- WHAT IS BEING ASKED -
Every line below that mentions the word "thành" should be copied out.

- GIVEN DATA -

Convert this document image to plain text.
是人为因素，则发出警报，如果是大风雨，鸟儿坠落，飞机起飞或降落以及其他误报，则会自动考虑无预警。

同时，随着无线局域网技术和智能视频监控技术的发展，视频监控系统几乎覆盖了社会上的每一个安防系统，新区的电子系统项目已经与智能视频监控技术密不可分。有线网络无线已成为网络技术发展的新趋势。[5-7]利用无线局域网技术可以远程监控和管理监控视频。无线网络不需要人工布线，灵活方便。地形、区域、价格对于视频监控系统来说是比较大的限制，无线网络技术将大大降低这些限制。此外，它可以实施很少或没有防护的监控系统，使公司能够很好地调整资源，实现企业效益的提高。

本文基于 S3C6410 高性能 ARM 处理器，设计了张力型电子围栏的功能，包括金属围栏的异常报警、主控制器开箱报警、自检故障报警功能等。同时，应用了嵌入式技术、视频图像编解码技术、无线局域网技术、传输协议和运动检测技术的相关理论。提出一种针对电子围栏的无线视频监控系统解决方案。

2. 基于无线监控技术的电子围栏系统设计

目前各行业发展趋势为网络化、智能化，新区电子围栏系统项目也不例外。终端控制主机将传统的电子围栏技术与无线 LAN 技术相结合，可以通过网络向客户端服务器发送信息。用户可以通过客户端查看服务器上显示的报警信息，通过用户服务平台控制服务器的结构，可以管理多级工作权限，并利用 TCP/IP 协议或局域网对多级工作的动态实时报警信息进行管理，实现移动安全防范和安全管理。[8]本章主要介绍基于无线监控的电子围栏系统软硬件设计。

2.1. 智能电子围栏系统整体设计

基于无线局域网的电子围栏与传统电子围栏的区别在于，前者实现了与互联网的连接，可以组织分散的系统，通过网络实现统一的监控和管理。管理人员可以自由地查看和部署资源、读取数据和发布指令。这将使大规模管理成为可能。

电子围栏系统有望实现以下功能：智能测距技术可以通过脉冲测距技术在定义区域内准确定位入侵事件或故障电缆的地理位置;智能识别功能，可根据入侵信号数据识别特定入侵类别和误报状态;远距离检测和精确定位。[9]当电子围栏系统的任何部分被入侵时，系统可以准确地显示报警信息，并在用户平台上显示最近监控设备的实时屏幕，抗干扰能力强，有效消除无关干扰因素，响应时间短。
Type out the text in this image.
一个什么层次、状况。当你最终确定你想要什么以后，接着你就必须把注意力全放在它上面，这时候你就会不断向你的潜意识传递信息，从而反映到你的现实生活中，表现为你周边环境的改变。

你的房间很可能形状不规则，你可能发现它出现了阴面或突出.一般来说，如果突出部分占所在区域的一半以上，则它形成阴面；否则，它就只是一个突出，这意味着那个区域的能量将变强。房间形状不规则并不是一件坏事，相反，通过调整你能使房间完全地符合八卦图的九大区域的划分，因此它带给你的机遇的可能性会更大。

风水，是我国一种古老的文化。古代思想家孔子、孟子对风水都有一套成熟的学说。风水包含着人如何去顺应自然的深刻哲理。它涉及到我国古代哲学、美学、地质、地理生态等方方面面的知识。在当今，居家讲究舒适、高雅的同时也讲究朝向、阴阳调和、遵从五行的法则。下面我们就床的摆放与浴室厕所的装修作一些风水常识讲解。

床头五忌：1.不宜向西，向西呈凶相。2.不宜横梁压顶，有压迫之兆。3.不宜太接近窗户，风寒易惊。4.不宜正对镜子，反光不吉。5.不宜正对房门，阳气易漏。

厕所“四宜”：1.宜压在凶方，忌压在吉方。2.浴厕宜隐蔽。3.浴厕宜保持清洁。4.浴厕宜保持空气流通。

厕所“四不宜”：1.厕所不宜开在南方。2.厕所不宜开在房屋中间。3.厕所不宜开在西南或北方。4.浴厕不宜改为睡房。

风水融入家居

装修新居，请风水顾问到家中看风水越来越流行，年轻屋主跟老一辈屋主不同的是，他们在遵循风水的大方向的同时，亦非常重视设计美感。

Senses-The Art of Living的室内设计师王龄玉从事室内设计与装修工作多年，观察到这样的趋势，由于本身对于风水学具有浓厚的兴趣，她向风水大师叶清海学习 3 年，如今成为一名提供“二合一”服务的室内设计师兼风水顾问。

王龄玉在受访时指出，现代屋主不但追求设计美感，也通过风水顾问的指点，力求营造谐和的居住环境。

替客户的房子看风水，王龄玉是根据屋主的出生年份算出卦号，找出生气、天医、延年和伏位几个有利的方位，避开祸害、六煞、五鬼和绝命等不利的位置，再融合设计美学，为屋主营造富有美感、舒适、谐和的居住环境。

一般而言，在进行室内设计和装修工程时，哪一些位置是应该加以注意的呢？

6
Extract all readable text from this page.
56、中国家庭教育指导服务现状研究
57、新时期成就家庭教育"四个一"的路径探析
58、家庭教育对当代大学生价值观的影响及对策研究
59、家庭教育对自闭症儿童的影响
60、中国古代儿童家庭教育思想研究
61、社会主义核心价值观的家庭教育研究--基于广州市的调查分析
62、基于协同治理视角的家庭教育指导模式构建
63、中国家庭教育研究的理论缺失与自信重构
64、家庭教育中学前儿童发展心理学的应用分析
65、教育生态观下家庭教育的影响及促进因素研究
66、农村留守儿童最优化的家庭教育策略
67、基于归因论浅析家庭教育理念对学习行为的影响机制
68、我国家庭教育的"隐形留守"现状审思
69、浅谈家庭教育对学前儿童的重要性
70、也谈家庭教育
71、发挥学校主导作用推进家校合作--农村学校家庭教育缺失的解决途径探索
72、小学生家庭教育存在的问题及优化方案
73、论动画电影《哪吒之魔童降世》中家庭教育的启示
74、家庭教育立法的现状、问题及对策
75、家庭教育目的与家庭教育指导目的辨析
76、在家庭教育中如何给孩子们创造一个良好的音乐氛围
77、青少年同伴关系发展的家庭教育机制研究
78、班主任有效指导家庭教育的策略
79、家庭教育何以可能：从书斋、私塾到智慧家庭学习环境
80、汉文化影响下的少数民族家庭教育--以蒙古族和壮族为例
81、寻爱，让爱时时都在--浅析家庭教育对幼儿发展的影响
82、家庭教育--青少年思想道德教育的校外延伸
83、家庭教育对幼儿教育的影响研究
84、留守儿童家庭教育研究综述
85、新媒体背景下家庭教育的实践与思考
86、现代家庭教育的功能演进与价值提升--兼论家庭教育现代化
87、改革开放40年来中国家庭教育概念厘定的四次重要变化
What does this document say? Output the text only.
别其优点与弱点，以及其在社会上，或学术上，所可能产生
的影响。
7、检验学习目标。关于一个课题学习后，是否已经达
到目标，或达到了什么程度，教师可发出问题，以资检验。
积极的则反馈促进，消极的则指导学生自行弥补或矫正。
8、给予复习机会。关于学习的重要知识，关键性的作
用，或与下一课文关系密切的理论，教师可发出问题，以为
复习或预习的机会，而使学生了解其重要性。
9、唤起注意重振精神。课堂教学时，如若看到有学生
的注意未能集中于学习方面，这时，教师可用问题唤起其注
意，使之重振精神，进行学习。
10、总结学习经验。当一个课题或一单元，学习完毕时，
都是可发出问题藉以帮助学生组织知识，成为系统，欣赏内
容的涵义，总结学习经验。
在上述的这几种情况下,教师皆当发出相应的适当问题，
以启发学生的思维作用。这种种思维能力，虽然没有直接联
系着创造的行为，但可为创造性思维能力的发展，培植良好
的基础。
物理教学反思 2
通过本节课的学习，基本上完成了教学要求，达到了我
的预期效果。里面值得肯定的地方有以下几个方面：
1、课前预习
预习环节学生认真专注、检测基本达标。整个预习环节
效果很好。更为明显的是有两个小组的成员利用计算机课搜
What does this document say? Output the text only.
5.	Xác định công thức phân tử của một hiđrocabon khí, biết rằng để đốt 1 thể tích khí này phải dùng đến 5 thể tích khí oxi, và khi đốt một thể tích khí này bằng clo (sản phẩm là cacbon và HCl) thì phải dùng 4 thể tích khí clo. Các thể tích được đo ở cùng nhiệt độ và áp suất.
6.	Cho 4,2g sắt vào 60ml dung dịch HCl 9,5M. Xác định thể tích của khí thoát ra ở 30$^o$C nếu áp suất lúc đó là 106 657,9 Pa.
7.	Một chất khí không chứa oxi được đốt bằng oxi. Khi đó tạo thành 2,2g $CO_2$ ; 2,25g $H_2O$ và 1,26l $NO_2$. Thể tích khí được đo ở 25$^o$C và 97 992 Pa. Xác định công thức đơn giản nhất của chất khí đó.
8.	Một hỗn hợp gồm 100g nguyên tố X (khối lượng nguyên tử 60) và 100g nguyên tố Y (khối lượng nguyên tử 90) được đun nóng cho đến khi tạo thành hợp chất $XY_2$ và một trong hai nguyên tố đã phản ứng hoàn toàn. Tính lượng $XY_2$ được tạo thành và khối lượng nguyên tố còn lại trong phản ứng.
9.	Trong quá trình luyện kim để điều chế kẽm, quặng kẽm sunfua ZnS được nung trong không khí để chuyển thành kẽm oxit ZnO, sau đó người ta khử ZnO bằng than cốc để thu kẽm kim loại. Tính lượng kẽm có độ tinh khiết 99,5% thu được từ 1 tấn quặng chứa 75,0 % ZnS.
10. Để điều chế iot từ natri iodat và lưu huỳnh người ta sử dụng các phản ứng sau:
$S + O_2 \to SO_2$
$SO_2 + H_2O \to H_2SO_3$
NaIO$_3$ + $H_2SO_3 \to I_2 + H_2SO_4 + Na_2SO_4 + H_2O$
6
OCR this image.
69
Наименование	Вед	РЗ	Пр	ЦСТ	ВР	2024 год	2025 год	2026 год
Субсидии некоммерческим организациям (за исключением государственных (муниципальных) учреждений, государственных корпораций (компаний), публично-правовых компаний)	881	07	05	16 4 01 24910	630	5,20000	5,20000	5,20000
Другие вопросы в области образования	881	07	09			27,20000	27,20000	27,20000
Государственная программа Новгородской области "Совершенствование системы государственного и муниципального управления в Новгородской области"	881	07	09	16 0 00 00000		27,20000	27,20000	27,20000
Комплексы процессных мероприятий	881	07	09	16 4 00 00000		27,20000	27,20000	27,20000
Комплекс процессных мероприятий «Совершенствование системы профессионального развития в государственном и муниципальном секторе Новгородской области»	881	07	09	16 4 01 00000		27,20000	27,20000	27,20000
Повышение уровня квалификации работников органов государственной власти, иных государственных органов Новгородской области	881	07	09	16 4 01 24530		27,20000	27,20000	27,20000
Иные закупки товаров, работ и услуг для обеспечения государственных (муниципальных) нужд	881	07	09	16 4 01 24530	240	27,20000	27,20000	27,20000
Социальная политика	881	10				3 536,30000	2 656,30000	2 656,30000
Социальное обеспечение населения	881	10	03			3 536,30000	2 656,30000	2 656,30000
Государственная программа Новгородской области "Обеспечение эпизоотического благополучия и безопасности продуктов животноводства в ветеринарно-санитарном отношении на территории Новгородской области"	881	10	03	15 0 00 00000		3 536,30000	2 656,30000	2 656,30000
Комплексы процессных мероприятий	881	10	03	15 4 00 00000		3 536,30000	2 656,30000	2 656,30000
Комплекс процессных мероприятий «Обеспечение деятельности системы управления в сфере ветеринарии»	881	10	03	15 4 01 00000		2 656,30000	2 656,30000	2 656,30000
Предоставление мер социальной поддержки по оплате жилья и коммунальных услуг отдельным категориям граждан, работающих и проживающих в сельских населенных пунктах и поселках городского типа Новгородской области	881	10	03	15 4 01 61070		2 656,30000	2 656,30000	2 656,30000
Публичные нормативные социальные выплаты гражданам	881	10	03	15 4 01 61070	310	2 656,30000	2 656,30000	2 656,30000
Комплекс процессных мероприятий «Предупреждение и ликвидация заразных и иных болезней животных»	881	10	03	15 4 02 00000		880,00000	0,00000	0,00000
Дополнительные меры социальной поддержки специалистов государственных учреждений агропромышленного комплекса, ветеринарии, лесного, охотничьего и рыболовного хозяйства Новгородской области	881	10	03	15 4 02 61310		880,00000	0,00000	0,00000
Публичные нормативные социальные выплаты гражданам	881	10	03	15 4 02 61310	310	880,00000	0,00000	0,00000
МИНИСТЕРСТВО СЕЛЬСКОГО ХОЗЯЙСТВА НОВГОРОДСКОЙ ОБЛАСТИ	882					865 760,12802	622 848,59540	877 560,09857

- CORRECT RESULT -
7.	Một chất khí không chứa oxi được đốt bằng oxi. Khi đó tạo thành 2,2g $CO_2$ ; 2,25g $H_2O$ và 1,26l $NO_2$. Thể tích khí được đo ở 25$^o$C và 97 992 Pa. Xác định công thức đơn giản nhất của chất khí đó.
8.	Một hỗn hợp gồm 100g nguyên tố X (khối lượng nguyên tử 60) và 100g nguyên tố Y (khối lượng nguyên tử 90) được đun nóng cho đến khi tạo thành hợp chất $XY_2$ và một trong hai nguyên tố đã phản ứng hoàn toàn. Tính lượng $XY_2$ được tạo thành và khối lượng nguyên tố còn lại trong phản ứng.
9.	Trong quá trình luyện kim để điều chế kẽm, quặng kẽm sunfua ZnS được nung trong không khí để chuyển thành kẽm oxit ZnO, sau đó người ta khử ZnO bằng than cốc để thu kẽm kim loại. Tính lượng kẽm có độ tinh khiết 99,5% thu được từ 1 tấn quặng chứa 75,0 % ZnS.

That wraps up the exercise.